TEXT PASSAGE:
##########

Setting Named Restore Points

sql

-- Create a named restore point before a risky operation
SELECT pg_create_restore_point('before_migration_20240315_v2');
-- Returns the current WAL LSN as the restore point

-- The restore point can be used as recovery_target_name in PITR

Recovery Drills

Never Skip Recovery Drills

A backup strategy is only as good as its tested recovery. Schedule quarterly recovery drills:

Spin up a fresh recovery server
Restore from backup
Verify data integrity (row counts, critical queries)
Measure actual RTO — compare against target
Document gaps and fix backup configuration

"We have backups" is not the same as "we can recover in 30 minutes." Only a drill proves the latter.

PITR Retention Planning

ini

# pgbackrest.conf — retention configuration
repo1-retention-full = 4           # keep 4 full backups (4 weeks if weekly full)
repo1-retention-archive = 14       # keep 14 days of WAL archives
repo1-retention-archive-type = diff  # retain WAL to satisfy the last 14 days of diffs

For most applications, retaining 14 days of PITR capability is sufficient. Financial applications may require 30–90 days for regulatory compliance.

RPO/RTO Tiers

Match your backup and HA architecture to your business's actual recovery requirements. The cost of achieving each tier is not linear — the last 5 minutes of RTO is exponentially more expensive than going from 4 hours to 1 hour.

Tier	RPO	RTO	Architecture	Monthly Cost Multiplier
Startup	< 1 hour	< 4 hours	Daily pg_dump to S3, manual restore	1×
Growth	< 15 min	< 30 min	pgBackRest with hourly WAL archiving, warm standby, semi-automated failover	2–3×
Scale-up	< 1 min	< 5 min	pgBackRest + streaming replication + Patroni automated failover	4–6×
Enterprise	~0 (synchronous)	< 1 min	Synchronous replication + Patroni + connection pooling + multi-AZ	8–12×

Zero-Downtime Migrations

Schema changes on production databases are the leading cause of unplanned downtime. The expand-contract pattern eliminates downtime by decomposing a breaking change into backward-compatible phases.

The Expand-Contract Pattern

Rename a Column Without Downtime

sql

-- WRONG: Direct rename requires table lock and breaks running queries
ALTER TABLE users RENAME COLUMN email TO email_address;

-- CORRECT: Expand-contract pattern

-- Phase 1: Add new column
ALTER TABLE users ADD COLUMN email_address TEXT;
-- Deploy code that reads both columns: COALESCE(email_address, email)

##########

WHAT YOU WILL DO:
1 > In the PostgreSQL backup text, what recovery time target is listed for the Growth tier?
2 > Pick up the PostgreSQL backup text right after its last line and keep writing it.

RECORDED DATA:
##########

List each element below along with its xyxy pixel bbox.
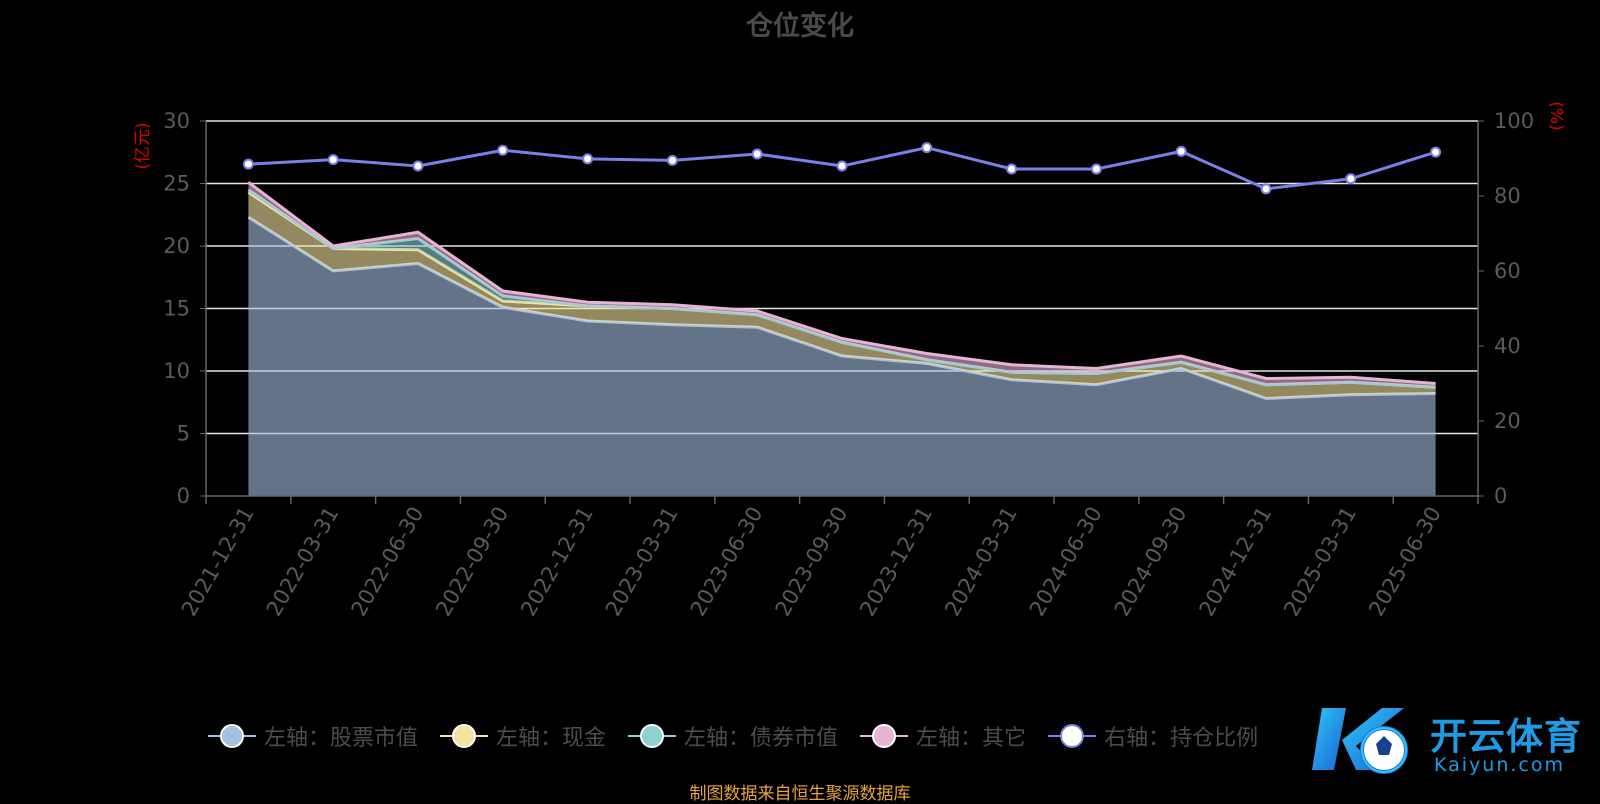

##########

ANSWERS GIVEN:
1 > Under 30 minutes.

2 >
-- and writes to both columns

-- Phase 2: Backfill
UPDATE users
SET email_address = email
WHERE email_address IS NULL
  AND id BETWEEN $start AND $end;  -- batch by ID range to avoid long-running transaction

-- Phase 3: Contract (after old code is retired)
ALTER TABLE users ALTER COLUMN email_address SET NOT NULL;
ALTER TABLE users DROP COLUMN email;

Add a NOT NULL Column

sql

-- WRONG: Adds NOT NULL with DEFAULT rewrites the entire table (locks for minutes on large tables)
-- PostgreSQL < 11:
ALTER TABLE orders ADD COLUMN is_archived BOOLEAN NOT NULL DEFAULT FALSE;

-- CORRECT for PostgreSQL 11+ (stored DEFAULT avoids rewrite):
-- PostgreSQL 11+ stores the DEFAULT in catalog and returns it for old rows without rewriting
ALTER TABLE orders ADD COLUMN is_archived BOOLEAN NOT NULL DEFAULT FALSE;
-- In PG 11+, this is instant — the default is stored in pg_attrdef, not written to every row

-- For PostgreSQL < 11, use expand-contract:
ALTER TABLE orders ADD COLUMN is_archived BOOLEAN;
-- Backfill in batches:
UPDATE orders SET is_archived = FALSE WHERE is_archived IS NULL AND id BETWEEN $1 AND $2;
-- Then add NOT NULL constraint:
ALTER TABLE orders ALTER COLUMN is_archived SET NOT NULL;
ALTER TABLE orders ALTER COLUMN is_archived SET DEFAULT FALSE;

pg_repack: Online Table Reorg

pg_repack reclaims table bloat and reorders data without taking an exclusive lock, unlike VACUUM FULL or CLUSTER.

bash

# Install
apt-get install postgresql-14-repack

# Repack a bloated table (runs online, minimal locking)
pg_repack --table orders --dbname myapp

# Cluster a table by an index (physically reorder rows for index scan performance)
pg_repack --table orders --order-by created_at --dbname myapp

# Check table bloat before running
SELECT
    tablename,
    pg_size_pretty(pg_total_relation_size(schemaname || '.' || tablename)) AS total_size,
    n_dead_tup,
    n_live_tup,
    round(100 * n_dead_tup::numeric / NULLIF(n_live_tup + n_dead_tup, 0), 1) AS dead_pct
FROM pg_stat_user_tables
WHERE n_dead_tup > 100000
ORDER BY n_dead_tup DESC;

Change Data Capture (CDC) with Debezium

CDC captures every row-level change (INSERT, UPDATE, DELETE) from the database's transaction log and publishes them as events to a message bus. This enables:

Real-time data warehouse sync — push changes to Snowflake/BigQuery as they happen
Event-driven microservices — services subscribe to domain events without polling
Audit logging — immutable history of all data changes
Cache invalidation — invalidate Redis cache entries when source rows change
Cross-database replication — sync PostgreSQL to Elasticsearch, MongoDB, etc.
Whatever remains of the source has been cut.